Task prompt :: Without omitting anything, return the records precisely as given.

── Raw records

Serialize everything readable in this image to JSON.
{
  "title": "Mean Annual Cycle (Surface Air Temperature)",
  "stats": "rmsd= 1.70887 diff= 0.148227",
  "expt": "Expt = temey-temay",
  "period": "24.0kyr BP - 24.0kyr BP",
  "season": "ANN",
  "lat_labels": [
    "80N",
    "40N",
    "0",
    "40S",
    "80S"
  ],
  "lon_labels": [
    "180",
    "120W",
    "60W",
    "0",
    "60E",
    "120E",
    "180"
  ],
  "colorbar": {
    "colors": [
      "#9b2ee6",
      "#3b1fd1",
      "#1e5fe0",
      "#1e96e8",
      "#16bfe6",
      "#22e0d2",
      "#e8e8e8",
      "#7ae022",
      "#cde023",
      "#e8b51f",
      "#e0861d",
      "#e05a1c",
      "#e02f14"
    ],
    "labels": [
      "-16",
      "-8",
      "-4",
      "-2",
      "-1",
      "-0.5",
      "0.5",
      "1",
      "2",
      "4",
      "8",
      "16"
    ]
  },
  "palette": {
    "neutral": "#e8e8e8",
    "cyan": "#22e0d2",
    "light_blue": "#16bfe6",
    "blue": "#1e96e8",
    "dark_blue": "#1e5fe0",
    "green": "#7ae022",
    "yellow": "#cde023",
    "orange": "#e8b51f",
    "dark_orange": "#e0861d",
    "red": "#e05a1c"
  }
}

────

The solution ::
Serialize everything readable in this image to JSON.
{
  "title": "Mean Annual Cycle (Surface Air Temperature)",
  "stats": "rmsd= 1.70887 diff= 0.148227",
  "expt": "Expt = temey-temay",
  "period": "24.0kyr BP - 24.0kyr BP",
  "season": "ANN",
  "lat_labels": [
    "80N",
    "40N",
    "0",
    "40S",
    "80S"
  ],
  "lon_labels": [
    "180",
    "120W",
    "60W",
    "0",
    "60E",
    "120E",
    "180"
  ],
  "colorbar": {
    "colors": [
      "#9b2ee6",
      "#3b1fd1",
      "#1e5fe0",
      "#1e96e8",
      "#16bfe6",
      "#22e0d2",
      "#e8e8e8",
      "#7ae022",
      "#cde023",
      "#e8b51f",
      "#e0861d",
      "#e05a1c",
      "#e02f14"
    ],
    "labels": [
      "-16",
      "-8",
      "-4",
      "-2",
      "-1",
      "-0.5",
      "0.5",
      "1",
      "2",
      "4",
      "8",
      "16"
    ]
  },
  "palette": {
    "neutral": "#e8e8e8",
    "cyan": "#22e0d2",
    "light_blue": "#16bfe6",
    "blue": "#1e96e8",
    "dark_blue": "#1e5fe0",
    "green": "#7ae022",
    "yellow": "#cde023",
    "orange": "#e8b51f",
    "dark_orange": "#e0861d",
    "red": "#e05a1c"
  }
}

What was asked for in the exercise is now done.